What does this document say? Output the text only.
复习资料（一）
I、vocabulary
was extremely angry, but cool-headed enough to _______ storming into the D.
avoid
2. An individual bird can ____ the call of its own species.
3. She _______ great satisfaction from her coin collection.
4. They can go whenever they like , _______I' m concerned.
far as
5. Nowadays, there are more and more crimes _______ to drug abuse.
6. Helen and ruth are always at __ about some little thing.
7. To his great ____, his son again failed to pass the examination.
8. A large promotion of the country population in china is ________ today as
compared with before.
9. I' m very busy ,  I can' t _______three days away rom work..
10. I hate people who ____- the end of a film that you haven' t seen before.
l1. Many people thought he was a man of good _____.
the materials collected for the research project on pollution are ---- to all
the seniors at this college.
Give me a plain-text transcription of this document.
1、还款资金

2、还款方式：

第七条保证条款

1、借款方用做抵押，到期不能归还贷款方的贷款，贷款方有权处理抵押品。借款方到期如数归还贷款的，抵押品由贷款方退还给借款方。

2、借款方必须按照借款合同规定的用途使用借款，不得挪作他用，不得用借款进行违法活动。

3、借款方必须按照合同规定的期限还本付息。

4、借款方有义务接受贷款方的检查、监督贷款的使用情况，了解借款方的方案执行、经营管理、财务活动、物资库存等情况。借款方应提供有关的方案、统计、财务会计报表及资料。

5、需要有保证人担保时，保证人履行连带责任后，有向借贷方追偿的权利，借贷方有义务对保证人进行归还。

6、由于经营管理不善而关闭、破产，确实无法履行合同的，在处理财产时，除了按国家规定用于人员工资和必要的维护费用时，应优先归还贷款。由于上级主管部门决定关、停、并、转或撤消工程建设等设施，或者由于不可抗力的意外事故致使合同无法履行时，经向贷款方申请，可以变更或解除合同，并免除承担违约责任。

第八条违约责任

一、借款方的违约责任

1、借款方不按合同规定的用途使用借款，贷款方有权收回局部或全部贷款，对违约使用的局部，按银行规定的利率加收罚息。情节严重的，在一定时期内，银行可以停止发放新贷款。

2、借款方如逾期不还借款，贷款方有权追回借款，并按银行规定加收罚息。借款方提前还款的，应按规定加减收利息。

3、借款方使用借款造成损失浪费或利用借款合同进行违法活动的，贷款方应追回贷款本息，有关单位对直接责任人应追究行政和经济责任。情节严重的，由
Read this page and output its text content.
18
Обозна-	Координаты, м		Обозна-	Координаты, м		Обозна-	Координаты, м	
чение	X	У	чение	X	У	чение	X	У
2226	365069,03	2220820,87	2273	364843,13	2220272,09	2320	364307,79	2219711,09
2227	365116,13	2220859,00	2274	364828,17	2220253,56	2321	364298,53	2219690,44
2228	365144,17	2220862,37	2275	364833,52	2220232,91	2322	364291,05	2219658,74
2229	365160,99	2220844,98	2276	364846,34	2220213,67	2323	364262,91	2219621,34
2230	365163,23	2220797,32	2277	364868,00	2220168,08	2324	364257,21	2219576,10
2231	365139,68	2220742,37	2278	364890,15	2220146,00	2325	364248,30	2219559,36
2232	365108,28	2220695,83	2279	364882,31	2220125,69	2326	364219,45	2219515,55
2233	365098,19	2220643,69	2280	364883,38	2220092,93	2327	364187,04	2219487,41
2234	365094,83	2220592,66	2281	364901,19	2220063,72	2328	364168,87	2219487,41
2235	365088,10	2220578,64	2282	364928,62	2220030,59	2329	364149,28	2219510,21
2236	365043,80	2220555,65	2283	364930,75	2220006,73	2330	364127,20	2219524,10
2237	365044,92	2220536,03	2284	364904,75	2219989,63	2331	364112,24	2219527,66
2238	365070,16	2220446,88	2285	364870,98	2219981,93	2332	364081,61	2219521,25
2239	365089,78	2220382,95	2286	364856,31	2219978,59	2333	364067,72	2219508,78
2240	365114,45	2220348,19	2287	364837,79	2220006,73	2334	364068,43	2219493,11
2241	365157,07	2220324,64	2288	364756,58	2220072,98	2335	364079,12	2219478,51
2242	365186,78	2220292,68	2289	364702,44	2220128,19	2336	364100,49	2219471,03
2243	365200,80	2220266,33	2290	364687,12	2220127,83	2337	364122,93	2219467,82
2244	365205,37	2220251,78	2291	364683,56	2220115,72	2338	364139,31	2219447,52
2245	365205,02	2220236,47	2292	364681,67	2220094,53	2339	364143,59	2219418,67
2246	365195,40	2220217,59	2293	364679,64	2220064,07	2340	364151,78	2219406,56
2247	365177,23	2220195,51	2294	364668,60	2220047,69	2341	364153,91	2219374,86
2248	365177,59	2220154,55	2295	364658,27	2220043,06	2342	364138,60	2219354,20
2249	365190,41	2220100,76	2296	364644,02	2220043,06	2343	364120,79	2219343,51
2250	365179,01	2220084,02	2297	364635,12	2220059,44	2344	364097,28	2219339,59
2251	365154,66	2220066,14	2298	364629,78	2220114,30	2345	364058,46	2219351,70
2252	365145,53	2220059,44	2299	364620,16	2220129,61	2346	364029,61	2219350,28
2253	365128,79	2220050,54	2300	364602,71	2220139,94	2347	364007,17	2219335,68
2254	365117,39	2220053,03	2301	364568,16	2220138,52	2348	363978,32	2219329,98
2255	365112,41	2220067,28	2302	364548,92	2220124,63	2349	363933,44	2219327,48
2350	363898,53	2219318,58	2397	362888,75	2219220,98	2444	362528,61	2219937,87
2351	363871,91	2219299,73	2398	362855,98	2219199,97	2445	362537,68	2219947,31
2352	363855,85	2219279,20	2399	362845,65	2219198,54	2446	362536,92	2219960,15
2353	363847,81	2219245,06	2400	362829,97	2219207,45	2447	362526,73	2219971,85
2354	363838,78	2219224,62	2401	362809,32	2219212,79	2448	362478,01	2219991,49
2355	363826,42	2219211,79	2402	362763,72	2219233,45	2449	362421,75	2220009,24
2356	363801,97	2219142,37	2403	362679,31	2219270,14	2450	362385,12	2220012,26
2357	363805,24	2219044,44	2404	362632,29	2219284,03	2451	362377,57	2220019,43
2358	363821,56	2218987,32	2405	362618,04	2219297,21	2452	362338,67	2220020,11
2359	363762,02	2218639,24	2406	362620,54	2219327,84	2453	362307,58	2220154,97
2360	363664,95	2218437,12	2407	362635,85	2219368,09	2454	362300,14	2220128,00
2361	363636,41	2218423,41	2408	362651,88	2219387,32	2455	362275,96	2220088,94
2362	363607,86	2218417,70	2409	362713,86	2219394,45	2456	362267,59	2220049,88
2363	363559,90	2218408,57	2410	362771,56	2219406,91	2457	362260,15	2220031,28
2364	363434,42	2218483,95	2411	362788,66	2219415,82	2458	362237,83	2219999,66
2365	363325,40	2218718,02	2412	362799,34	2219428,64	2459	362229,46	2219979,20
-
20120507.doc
──────
From the records above, pick out and copy each line holding the word "情节严重的".

ANSWER BELOW —
1、借款方不按合同规定的用途使用借款，贷款方有权收回局部或全部贷款，对违约使用的局部，按银行规定的利率加收罚息。情节严重的，在一定时期内，银行可以停止发放新贷款。
3、借款方使用借款造成损失浪费或利用借款合同进行违法活动的，贷款方应追回贷款本息，有关单位对直接责任人应追究行政和经济责任。情节严重的，由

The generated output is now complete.